• [DATASET EXTRACT]
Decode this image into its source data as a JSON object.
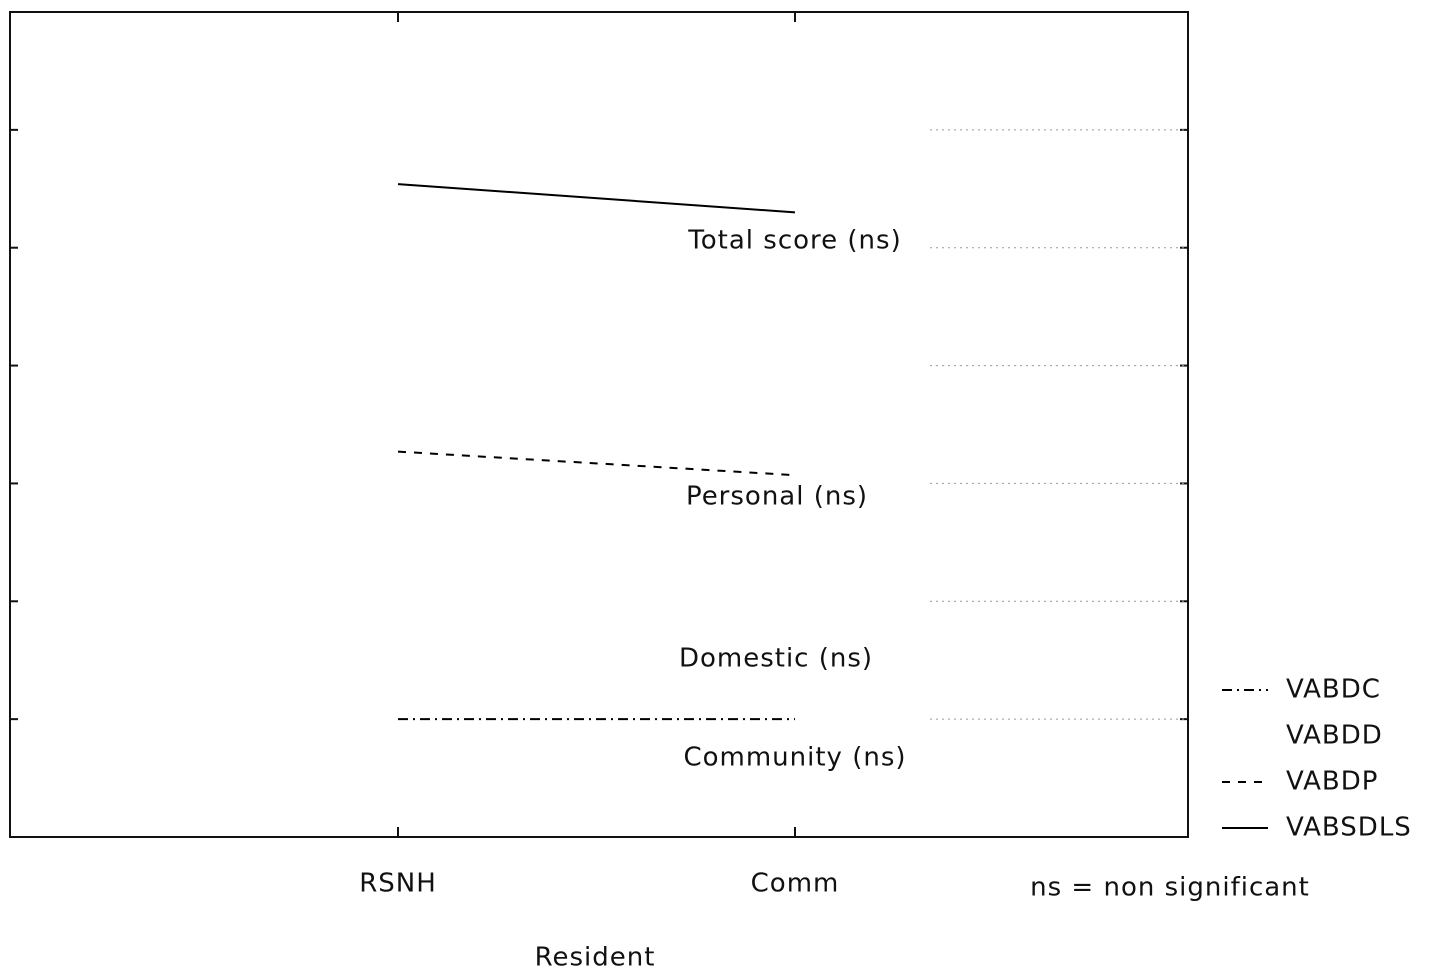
{
  "chart_data": {
    "type": "line",
    "x_label": "Resident",
    "categories": [
      "RSNH",
      "Comm"
    ],
    "series": [
      {
        "name": "VABDC",
        "color": "#000000",
        "dash": "dashdot",
        "values": [
          1.0,
          1.0
        ]
      },
      {
        "name": "VABDD",
        "color": "#000000",
        "dash": "dotted",
        "values": [
          null,
          null
        ]
      },
      {
        "name": "VABDP",
        "color": "#000000",
        "dash": "dashed",
        "values": [
          3.27,
          3.07
        ]
      },
      {
        "name": "VABSDLS",
        "color": "#000000",
        "dash": "solid",
        "values": [
          5.54,
          5.3
        ]
      }
    ],
    "ylim": [
      0,
      7
    ],
    "yticks": [
      1,
      2,
      3,
      4,
      5,
      6
    ],
    "grid": true,
    "annotations": [
      "Total score (ns)",
      "Personal (ns)",
      "Domestic (ns)",
      "Community (ns)"
    ],
    "note": "ns = non significant",
    "legend": "lower right"
  }
}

• [WHAT YOU NEED TO DO]
Restate the records word for word, omitting images.

• [OUTPUT]
Decode this image into its source data as a JSON object.
{
  "chart_data": {
    "type": "line",
    "x_label": "Resident",
    "categories": [
      "RSNH",
      "Comm"
    ],
    "series": [
      {
        "name": "VABDC",
        "color": "#000000",
        "dash": "dashdot",
        "values": [
          1.0,
          1.0
        ]
      },
      {
        "name": "VABDD",
        "color": "#000000",
        "dash": "dotted",
        "values": [
          null,
          null
        ]
      },
      {
        "name": "VABDP",
        "color": "#000000",
        "dash": "dashed",
        "values": [
          3.27,
          3.07
        ]
      },
      {
        "name": "VABSDLS",
        "color": "#000000",
        "dash": "solid",
        "values": [
          5.54,
          5.3
        ]
      }
    ],
    "ylim": [
      0,
      7
    ],
    "yticks": [
      1,
      2,
      3,
      4,
      5,
      6
    ],
    "grid": true,
    "annotations": [
      "Total score (ns)",
      "Personal (ns)",
      "Domestic (ns)",
      "Community (ns)"
    ],
    "note": "ns = non significant",
    "legend": "lower right"
  }
}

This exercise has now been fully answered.